Repeat the data that follows, word for word, without the images.

────────────────

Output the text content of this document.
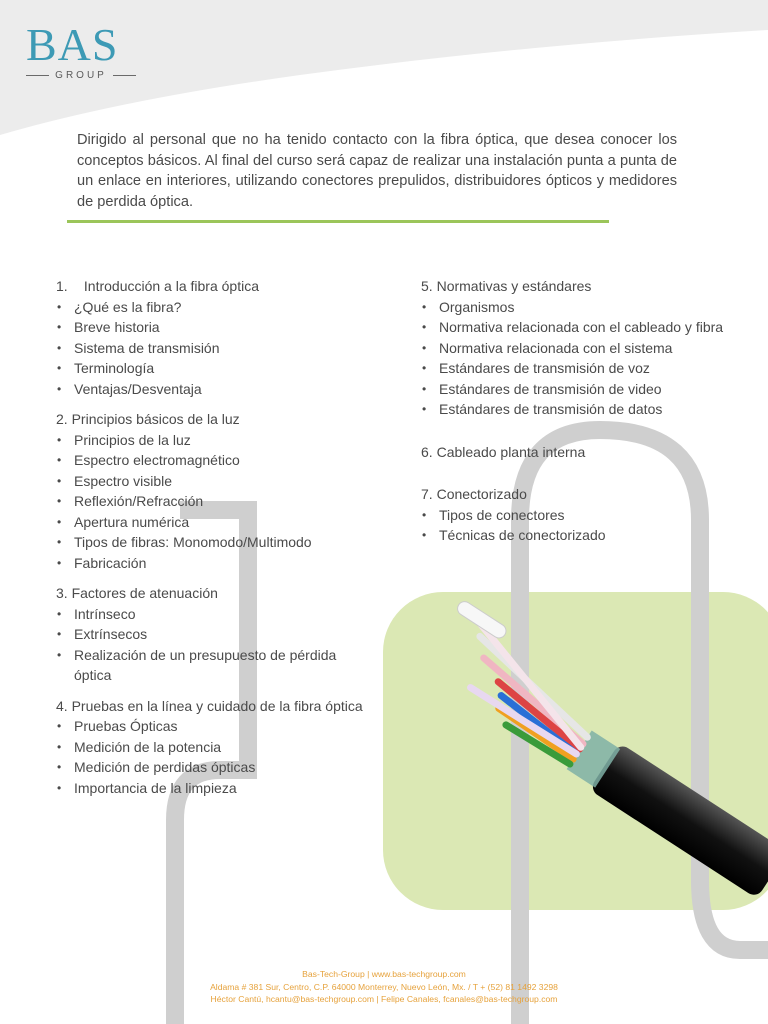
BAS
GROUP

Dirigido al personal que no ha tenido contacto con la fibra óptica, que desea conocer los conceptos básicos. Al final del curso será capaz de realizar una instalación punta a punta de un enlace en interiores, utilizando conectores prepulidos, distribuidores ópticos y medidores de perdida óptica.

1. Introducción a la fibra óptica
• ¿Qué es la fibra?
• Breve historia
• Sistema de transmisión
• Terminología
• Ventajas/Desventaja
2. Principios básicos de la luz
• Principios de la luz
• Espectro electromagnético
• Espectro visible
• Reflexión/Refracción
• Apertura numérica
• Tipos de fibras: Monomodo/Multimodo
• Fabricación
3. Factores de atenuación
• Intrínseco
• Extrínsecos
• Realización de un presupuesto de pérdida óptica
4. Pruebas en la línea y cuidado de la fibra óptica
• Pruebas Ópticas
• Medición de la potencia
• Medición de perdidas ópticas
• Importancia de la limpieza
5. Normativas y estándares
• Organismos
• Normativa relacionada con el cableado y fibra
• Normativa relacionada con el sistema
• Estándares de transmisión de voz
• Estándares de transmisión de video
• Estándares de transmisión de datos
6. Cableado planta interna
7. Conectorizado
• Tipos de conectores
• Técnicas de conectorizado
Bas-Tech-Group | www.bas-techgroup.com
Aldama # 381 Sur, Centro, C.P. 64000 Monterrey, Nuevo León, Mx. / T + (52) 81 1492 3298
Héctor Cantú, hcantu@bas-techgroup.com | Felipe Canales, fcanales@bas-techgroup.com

────────────────

> **ANSWER IN FULL**
Output the text content of this document.
BAS
GROUP

Dirigido al personal que no ha tenido contacto con la fibra óptica, que desea conocer los conceptos básicos. Al final del curso será capaz de realizar una instalación punta a punta de un enlace en interiores, utilizando conectores prepulidos, distribuidores ópticos y medidores de perdida óptica.

1. Introducción a la fibra óptica
• ¿Qué es la fibra?
• Breve historia
• Sistema de transmisión
• Terminología
• Ventajas/Desventaja
2. Principios básicos de la luz
• Principios de la luz
• Espectro electromagnético
• Espectro visible
• Reflexión/Refracción
• Apertura numérica
• Tipos de fibras: Monomodo/Multimodo
• Fabricación
3. Factores de atenuación
• Intrínseco
• Extrínsecos
• Realización de un presupuesto de pérdida óptica
4. Pruebas en la línea y cuidado de la fibra óptica
• Pruebas Ópticas
• Medición de la potencia
• Medición de perdidas ópticas
• Importancia de la limpieza
5. Normativas y estándares
• Organismos
• Normativa relacionada con el cableado y fibra
• Normativa relacionada con el sistema
• Estándares de transmisión de voz
• Estándares de transmisión de video
• Estándares de transmisión de datos
6. Cableado planta interna
7. Conectorizado
• Tipos de conectores
• Técnicas de conectorizado
Bas-Tech-Group | www.bas-techgroup.com
Aldama # 381 Sur, Centro, C.P. 64000 Monterrey, Nuevo León, Mx. / T + (52) 81 1492 3298
Héctor Cantú, hcantu@bas-techgroup.com | Felipe Canales, fcanales@bas-techgroup.com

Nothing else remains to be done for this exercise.